## BEGIN RECORDS PROVIDED

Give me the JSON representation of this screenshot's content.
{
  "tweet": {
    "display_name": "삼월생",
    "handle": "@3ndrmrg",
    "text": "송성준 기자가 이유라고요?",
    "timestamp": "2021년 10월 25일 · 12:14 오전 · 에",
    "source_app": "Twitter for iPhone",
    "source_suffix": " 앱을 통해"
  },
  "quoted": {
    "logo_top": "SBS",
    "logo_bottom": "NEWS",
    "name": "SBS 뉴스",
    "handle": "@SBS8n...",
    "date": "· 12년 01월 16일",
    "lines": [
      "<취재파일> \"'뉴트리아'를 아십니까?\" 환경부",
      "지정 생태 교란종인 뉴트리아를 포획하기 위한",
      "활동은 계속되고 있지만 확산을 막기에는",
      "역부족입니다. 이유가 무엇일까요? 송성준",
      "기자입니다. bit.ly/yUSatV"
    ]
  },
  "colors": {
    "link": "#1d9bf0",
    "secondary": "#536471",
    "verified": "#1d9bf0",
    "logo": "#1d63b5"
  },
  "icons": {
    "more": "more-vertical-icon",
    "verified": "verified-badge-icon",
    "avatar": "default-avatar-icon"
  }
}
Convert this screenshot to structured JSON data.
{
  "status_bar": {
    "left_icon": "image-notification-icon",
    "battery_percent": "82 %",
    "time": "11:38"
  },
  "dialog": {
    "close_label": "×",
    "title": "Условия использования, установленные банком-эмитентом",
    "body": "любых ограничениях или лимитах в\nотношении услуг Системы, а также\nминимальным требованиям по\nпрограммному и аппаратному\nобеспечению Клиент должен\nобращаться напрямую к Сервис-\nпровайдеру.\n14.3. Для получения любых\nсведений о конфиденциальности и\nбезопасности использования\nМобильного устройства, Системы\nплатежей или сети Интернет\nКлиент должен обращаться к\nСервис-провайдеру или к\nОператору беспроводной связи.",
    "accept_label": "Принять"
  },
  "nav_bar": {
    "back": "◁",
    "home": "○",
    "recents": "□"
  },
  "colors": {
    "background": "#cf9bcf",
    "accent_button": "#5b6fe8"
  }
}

## END RECORDS PROVIDED

▶ _DIRECTIONS FOR THIS TASK_: The records above need to be transcribed in full. Keep every character unchanged.

▶ _RESULT_:
Give me the JSON representation of this screenshot's content.
{
  "tweet": {
    "display_name": "삼월생",
    "handle": "@3ndrmrg",
    "text": "송성준 기자가 이유라고요?",
    "timestamp": "2021년 10월 25일 · 12:14 오전 · 에",
    "source_app": "Twitter for iPhone",
    "source_suffix": " 앱을 통해"
  },
  "quoted": {
    "logo_top": "SBS",
    "logo_bottom": "NEWS",
    "name": "SBS 뉴스",
    "handle": "@SBS8n...",
    "date": "· 12년 01월 16일",
    "lines": [
      "<취재파일> \"'뉴트리아'를 아십니까?\" 환경부",
      "지정 생태 교란종인 뉴트리아를 포획하기 위한",
      "활동은 계속되고 있지만 확산을 막기에는",
      "역부족입니다. 이유가 무엇일까요? 송성준",
      "기자입니다. bit.ly/yUSatV"
    ]
  },
  "colors": {
    "link": "#1d9bf0",
    "secondary": "#536471",
    "verified": "#1d9bf0",
    "logo": "#1d63b5"
  },
  "icons": {
    "more": "more-vertical-icon",
    "verified": "verified-badge-icon",
    "avatar": "default-avatar-icon"
  }
}
Convert this screenshot to structured JSON data.
{
  "status_bar": {
    "left_icon": "image-notification-icon",
    "battery_percent": "82 %",
    "time": "11:38"
  },
  "dialog": {
    "close_label": "×",
    "title": "Условия использования, установленные банком-эмитентом",
    "body": "любых ограничениях или лимитах в\nотношении услуг Системы, а также\nминимальным требованиям по\nпрограммному и аппаратному\nобеспечению Клиент должен\nобращаться напрямую к Сервис-\nпровайдеру.\n14.3. Для получения любых\nсведений о конфиденциальности и\nбезопасности использования\nМобильного устройства, Системы\nплатежей или сети Интернет\nКлиент должен обращаться к\nСервис-провайдеру или к\nОператору беспроводной связи.",
    "accept_label": "Принять"
  },
  "nav_bar": {
    "back": "◁",
    "home": "○",
    "recents": "□"
  },
  "colors": {
    "background": "#cf9bcf",
    "accent_button": "#5b6fe8"
  }
}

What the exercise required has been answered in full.